• _What to do_:
Output all the data exactly. Pictures do not belong in the copy.

————

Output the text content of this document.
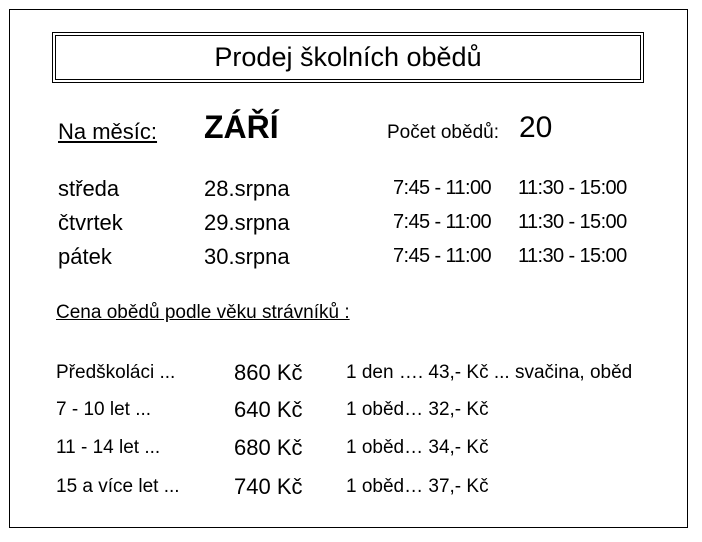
Prodej školních obědů
Na měsíc: ZÁŘÍ	Počet obědů: 20
středa	28.srpna	7:45 - 11:00 11:30 - 15:00
čtvrtek	29.srpna	7:45 - 11:00 11:30 - 15:00
pátek	30.srpna	7:45 - 11:00 11:30 - 15:00
Cena obědů podle věku strávníků :
Předškoláci ...	860 Kč 1 den …. 43,- Kč ... svačina, oběd
7 - 10 let ...	640 Kč 1 oběd… 32,- Kč
11 - 14 let ...	680 Kč 1 oběd… 34,- Kč
15 a více let ... 740 Kč 1 oběd… 37,- Kč
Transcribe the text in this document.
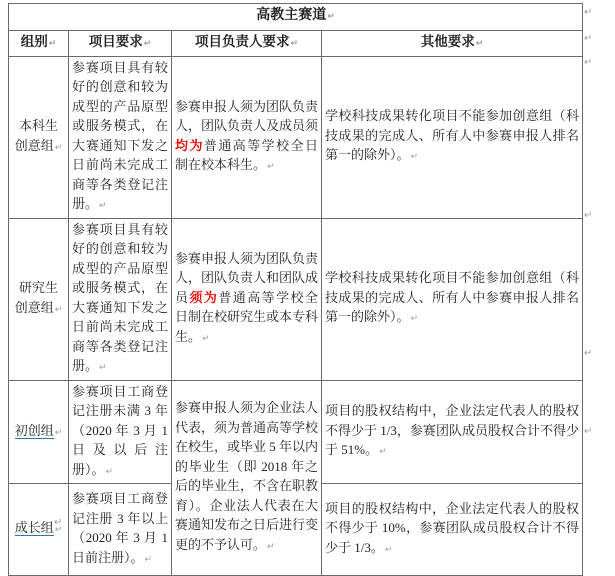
高教主赛道↵			
组别↵	项目要求↵	项目负责人要求↵	其他要求↵
本科生创意组↵	参赛项目具有较好的创意和较为成型的产品原型或服务模式，在大赛通知下发之日前尚未完成工商等各类登记注册。↵	参赛申报人须为团队负责人，团队负责人及成员须均为普通高等学校全日制在校本科生。↵	学校科技成果转化项目不能参加创意组（科技成果的完成人、所有人中参赛申报人排名第一的除外）。↵
研究生创意组↵	参赛项目具有较好的创意和较为成型的产品原型或服务模式，在大赛通知下发之日前尚未完成工商等各类登记注册。↵	参赛申报人须为团队负责人，团队负责人和团队成员须为普通高等学校全日制在校研究生或本专科生。↵	学校科技成果转化项目不能参加创意组（科技成果的完成人、所有人中参赛申报人排名第一的除外）。↵
初创组↵	参赛项目工商登记注册未满 3 年（2020 年 3 月 1 日及以后注册）。↵	参赛申报人须为企业法人代表，须为普通高等学校在校生，或毕业 5 年以内的毕业生（即 2018 年之后的毕业生，不含在职教育）。企业法人代表在大赛通知发布之日后进行变更的不予认可。↵	项目的股权结构中，企业法定代表人的股权不得少于 1/3，参赛团队成员股权合计不得少于 51%。↵
成长组↵	参赛项目工商登记注册 3 年以上（2020 年 3 月 1 日前注册）。↵		项目的股权结构中，企业法定代表人的股权不得少于 10%，参赛团队成员股权合计不得少于 1/3。↵
↵
↵
↵
↵
↵
↵
↵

————

• _Written response_:
Output the text content of this document.
Prodej školních obědů
Na měsíc: ZÁŘÍ	Počet obědů: 20
středa	28.srpna	7:45 - 11:00 11:30 - 15:00
čtvrtek	29.srpna	7:45 - 11:00 11:30 - 15:00
pátek	30.srpna	7:45 - 11:00 11:30 - 15:00
Cena obědů podle věku strávníků :
Předškoláci ...	860 Kč 1 den …. 43,- Kč ... svačina, oběd
7 - 10 let ...	640 Kč 1 oběd… 32,- Kč
11 - 14 let ...	680 Kč 1 oběd… 34,- Kč
15 a více let ... 740 Kč 1 oběd… 37,- Kč
Transcribe the text in this document.
高教主赛道↵			
组别↵	项目要求↵	项目负责人要求↵	其他要求↵
本科生创意组↵	参赛项目具有较好的创意和较为成型的产品原型或服务模式，在大赛通知下发之日前尚未完成工商等各类登记注册。↵	参赛申报人须为团队负责人，团队负责人及成员须均为普通高等学校全日制在校本科生。↵	学校科技成果转化项目不能参加创意组（科技成果的完成人、所有人中参赛申报人排名第一的除外）。↵
研究生创意组↵	参赛项目具有较好的创意和较为成型的产品原型或服务模式，在大赛通知下发之日前尚未完成工商等各类登记注册。↵	参赛申报人须为团队负责人，团队负责人和团队成员须为普通高等学校全日制在校研究生或本专科生。↵	学校科技成果转化项目不能参加创意组（科技成果的完成人、所有人中参赛申报人排名第一的除外）。↵
初创组↵	参赛项目工商登记注册未满 3 年（2020 年 3 月 1 日及以后注册）。↵	参赛申报人须为企业法人代表，须为普通高等学校在校生，或毕业 5 年以内的毕业生（即 2018 年之后的毕业生，不含在职教育）。企业法人代表在大赛通知发布之日后进行变更的不予认可。↵	项目的股权结构中，企业法定代表人的股权不得少于 1/3，参赛团队成员股权合计不得少于 51%。↵
成长组↵	参赛项目工商登记注册 3 年以上（2020 年 3 月 1 日前注册）。↵		项目的股权结构中，企业法定代表人的股权不得少于 10%，参赛团队成员股权合计不得少于 1/3。↵
↵
↵
↵
↵
↵
↵
↵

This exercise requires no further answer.